[Items from a figure collection]
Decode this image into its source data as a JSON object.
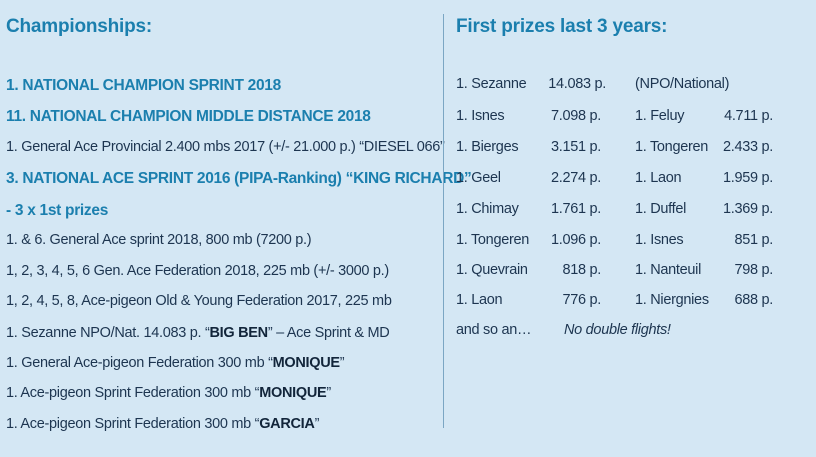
{
  "left": {
    "heading": "Championships:",
    "lines": [
      {
        "type": "hl",
        "text": "1. NATIONAL CHAMPION SPRINT 2018"
      },
      {
        "type": "hl",
        "text": "11. NATIONAL CHAMPION MIDDLE DISTANCE 2018"
      },
      {
        "type": "plain",
        "text": "1. General Ace Provincial 2.400 mbs 2017 (+/- 21.000 p.) “DIESEL 066”"
      },
      {
        "type": "hl",
        "text": "3. NATIONAL ACE SPRINT 2016 (PIPA-Ranking) “KING RICHARD”"
      },
      {
        "type": "hl",
        "text": "- 3 x 1st prizes"
      },
      {
        "type": "plain",
        "text": "1. & 6. General Ace sprint 2018, 800 mb (7200 p.)"
      },
      {
        "type": "plain",
        "text": "1, 2, 3, 4, 5, 6 Gen. Ace Federation 2018, 225 mb (+/- 3000 p.)"
      },
      {
        "type": "plain",
        "text": "1, 2, 4, 5, 8, Ace-pigeon Old & Young Federation 2017, 225 mb"
      },
      {
        "type": "rich",
        "pre": "1. Sezanne NPO/Nat. 14.083 p. “",
        "bold": "BIG BEN",
        "post": "” – Ace Sprint & MD"
      },
      {
        "type": "rich",
        "pre": "1. General Ace-pigeon Federation 300 mb “",
        "bold": "MONIQUE",
        "post": "”"
      },
      {
        "type": "rich",
        "pre": "1. Ace-pigeon Sprint Federation 300 mb “",
        "bold": "MONIQUE",
        "post": "”"
      },
      {
        "type": "rich",
        "pre": "1. Ace-pigeon Sprint Federation 300 mb “",
        "bold": "GARCIA",
        "post": "”"
      }
    ]
  },
  "right": {
    "heading": "First prizes last 3 years:",
    "rows": [
      {
        "p1": "1. Sezanne",
        "c1": "14.083 p.",
        "p2": "(NPO/National)",
        "c2": ""
      },
      {
        "p1": "1. Isnes",
        "c1": "7.098 p.",
        "p2": "1. Feluy",
        "c2": "4.711 p."
      },
      {
        "p1": "1. Bierges",
        "c1": "3.151 p.",
        "p2": "1. Tongeren",
        "c2": "2.433 p."
      },
      {
        "p1": "1. Geel",
        "c1": "2.274 p.",
        "p2": "1. Laon",
        "c2": "1.959 p."
      },
      {
        "p1": "1. Chimay",
        "c1": "1.761 p.",
        "p2": "1. Duffel",
        "c2": "1.369 p."
      },
      {
        "p1": "1. Tongeren",
        "c1": "1.096 p.",
        "p2": "1. Isnes",
        "c2": "851 p."
      },
      {
        "p1": "1. Quevrain",
        "c1": "818 p.",
        "p2": "1. Nanteuil",
        "c2": "798 p."
      },
      {
        "p1": "1. Laon",
        "c1": "776 p.",
        "p2": "1. Niergnies",
        "c2": "688 p."
      }
    ],
    "footer_left": "and so an…",
    "footer_note": "No double flights!"
  }
}
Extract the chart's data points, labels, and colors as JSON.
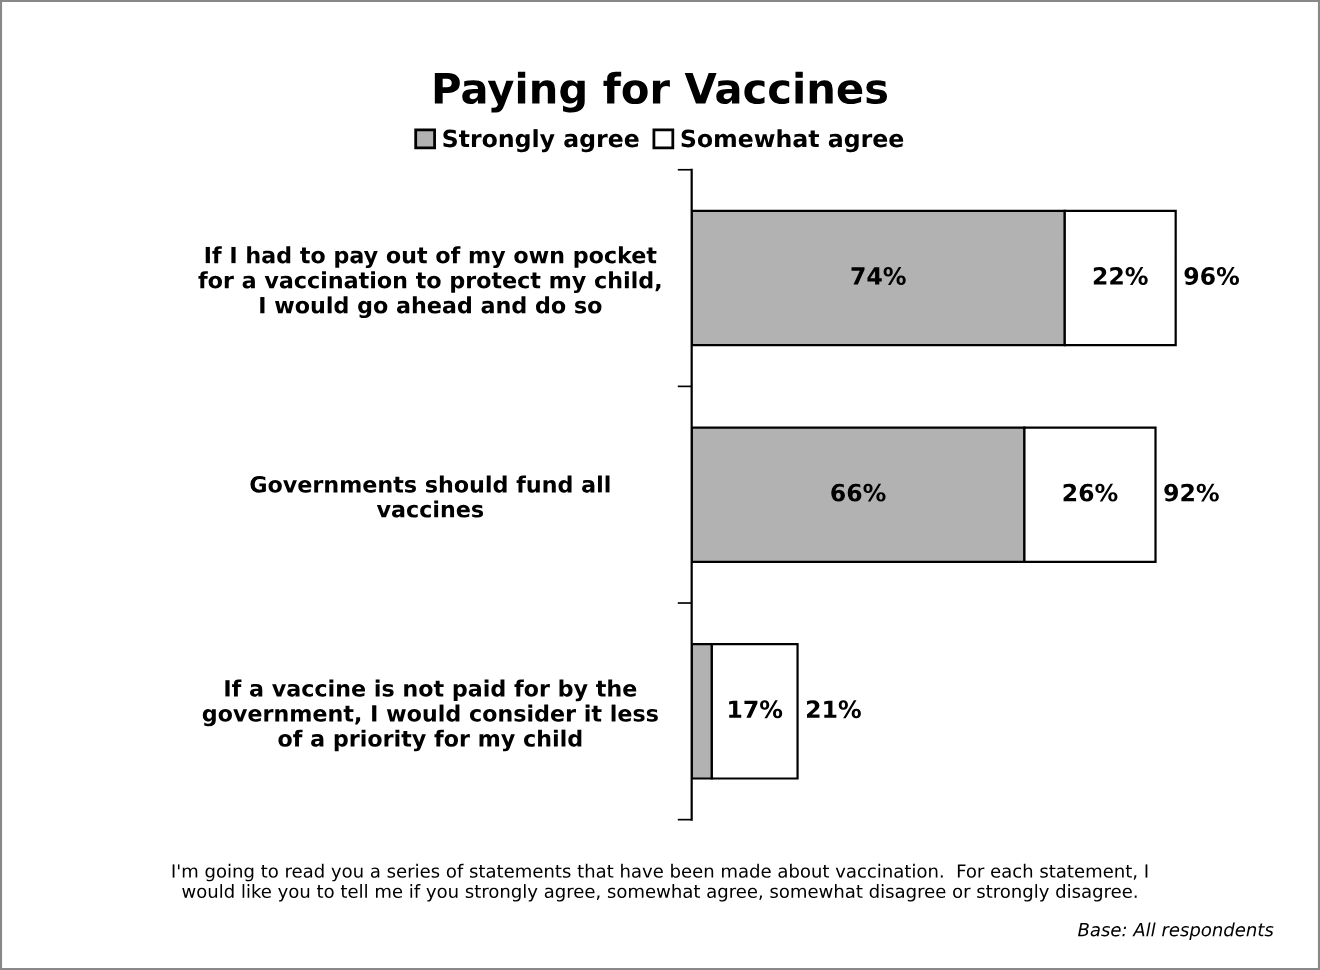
{
  "chart_data": {
    "type": "bar",
    "orientation": "horizontal",
    "stacked": true,
    "title": "Paying for Vaccines",
    "categories": [
      "If I had to pay out of my own pocket\nfor a vaccination to protect my child,\nI would go ahead and do so",
      "Governments should fund all\nvaccines",
      "If a vaccine is not paid for by the\ngovernment, I would consider it less\nof a priority for my child"
    ],
    "series": [
      {
        "name": "Strongly agree",
        "color": "#b2b2b2",
        "values": [
          74,
          66,
          4
        ],
        "value_labels": [
          "74%",
          "66%",
          null
        ]
      },
      {
        "name": "Somewhat agree",
        "color": "#ffffff",
        "values": [
          22,
          26,
          17
        ],
        "value_labels": [
          "22%",
          "26%",
          "17%"
        ]
      }
    ],
    "totals": [
      "96%",
      "92%",
      "21%"
    ],
    "legend": "top",
    "grid": false,
    "annotations": [
      "I'm going to read you a series of statements that have been made about vaccination.  For each statement, I\nwould like you to tell me if you strongly agree, somewhat agree, somewhat disagree or strongly disagree.",
      "Base: All respondents"
    ]
  }
}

# AIM:
Transcribe the records above verbatim. Do not carry over any picture.

# EXPECTED OUTPUT:
Decode this image into its source data as a JSON object.
{
  "left": {
    "heading": "Championships:",
    "lines": [
      {
        "type": "hl",
        "text": "1. NATIONAL CHAMPION SPRINT 2018"
      },
      {
        "type": "hl",
        "text": "11. NATIONAL CHAMPION MIDDLE DISTANCE 2018"
      },
      {
        "type": "plain",
        "text": "1. General Ace Provincial 2.400 mbs 2017 (+/- 21.000 p.) “DIESEL 066”"
      },
      {
        "type": "hl",
        "text": "3. NATIONAL ACE SPRINT 2016 (PIPA-Ranking) “KING RICHARD”"
      },
      {
        "type": "hl",
        "text": "- 3 x 1st prizes"
      },
      {
        "type": "plain",
        "text": "1. & 6. General Ace sprint 2018, 800 mb (7200 p.)"
      },
      {
        "type": "plain",
        "text": "1, 2, 3, 4, 5, 6 Gen. Ace Federation 2018, 225 mb (+/- 3000 p.)"
      },
      {
        "type": "plain",
        "text": "1, 2, 4, 5, 8, Ace-pigeon Old & Young Federation 2017, 225 mb"
      },
      {
        "type": "rich",
        "pre": "1. Sezanne NPO/Nat. 14.083 p. “",
        "bold": "BIG BEN",
        "post": "” – Ace Sprint & MD"
      },
      {
        "type": "rich",
        "pre": "1. General Ace-pigeon Federation 300 mb “",
        "bold": "MONIQUE",
        "post": "”"
      },
      {
        "type": "rich",
        "pre": "1. Ace-pigeon Sprint Federation 300 mb “",
        "bold": "MONIQUE",
        "post": "”"
      },
      {
        "type": "rich",
        "pre": "1. Ace-pigeon Sprint Federation 300 mb “",
        "bold": "GARCIA",
        "post": "”"
      }
    ]
  },
  "right": {
    "heading": "First prizes last 3 years:",
    "rows": [
      {
        "p1": "1. Sezanne",
        "c1": "14.083 p.",
        "p2": "(NPO/National)",
        "c2": ""
      },
      {
        "p1": "1. Isnes",
        "c1": "7.098 p.",
        "p2": "1. Feluy",
        "c2": "4.711 p."
      },
      {
        "p1": "1. Bierges",
        "c1": "3.151 p.",
        "p2": "1. Tongeren",
        "c2": "2.433 p."
      },
      {
        "p1": "1. Geel",
        "c1": "2.274 p.",
        "p2": "1. Laon",
        "c2": "1.959 p."
      },
      {
        "p1": "1. Chimay",
        "c1": "1.761 p.",
        "p2": "1. Duffel",
        "c2": "1.369 p."
      },
      {
        "p1": "1. Tongeren",
        "c1": "1.096 p.",
        "p2": "1. Isnes",
        "c2": "851 p."
      },
      {
        "p1": "1. Quevrain",
        "c1": "818 p.",
        "p2": "1. Nanteuil",
        "c2": "798 p."
      },
      {
        "p1": "1. Laon",
        "c1": "776 p.",
        "p2": "1. Niergnies",
        "c2": "688 p."
      }
    ],
    "footer_left": "and so an…",
    "footer_note": "No double flights!"
  }
}
Extract the chart's data points, labels, and colors as JSON.
{
  "chart_data": {
    "type": "bar",
    "orientation": "horizontal",
    "stacked": true,
    "title": "Paying for Vaccines",
    "categories": [
      "If I had to pay out of my own pocket\nfor a vaccination to protect my child,\nI would go ahead and do so",
      "Governments should fund all\nvaccines",
      "If a vaccine is not paid for by the\ngovernment, I would consider it less\nof a priority for my child"
    ],
    "series": [
      {
        "name": "Strongly agree",
        "color": "#b2b2b2",
        "values": [
          74,
          66,
          4
        ],
        "value_labels": [
          "74%",
          "66%",
          null
        ]
      },
      {
        "name": "Somewhat agree",
        "color": "#ffffff",
        "values": [
          22,
          26,
          17
        ],
        "value_labels": [
          "22%",
          "26%",
          "17%"
        ]
      }
    ],
    "totals": [
      "96%",
      "92%",
      "21%"
    ],
    "legend": "top",
    "grid": false,
    "annotations": [
      "I'm going to read you a series of statements that have been made about vaccination.  For each statement, I\nwould like you to tell me if you strongly agree, somewhat agree, somewhat disagree or strongly disagree.",
      "Base: All respondents"
    ]
  }
}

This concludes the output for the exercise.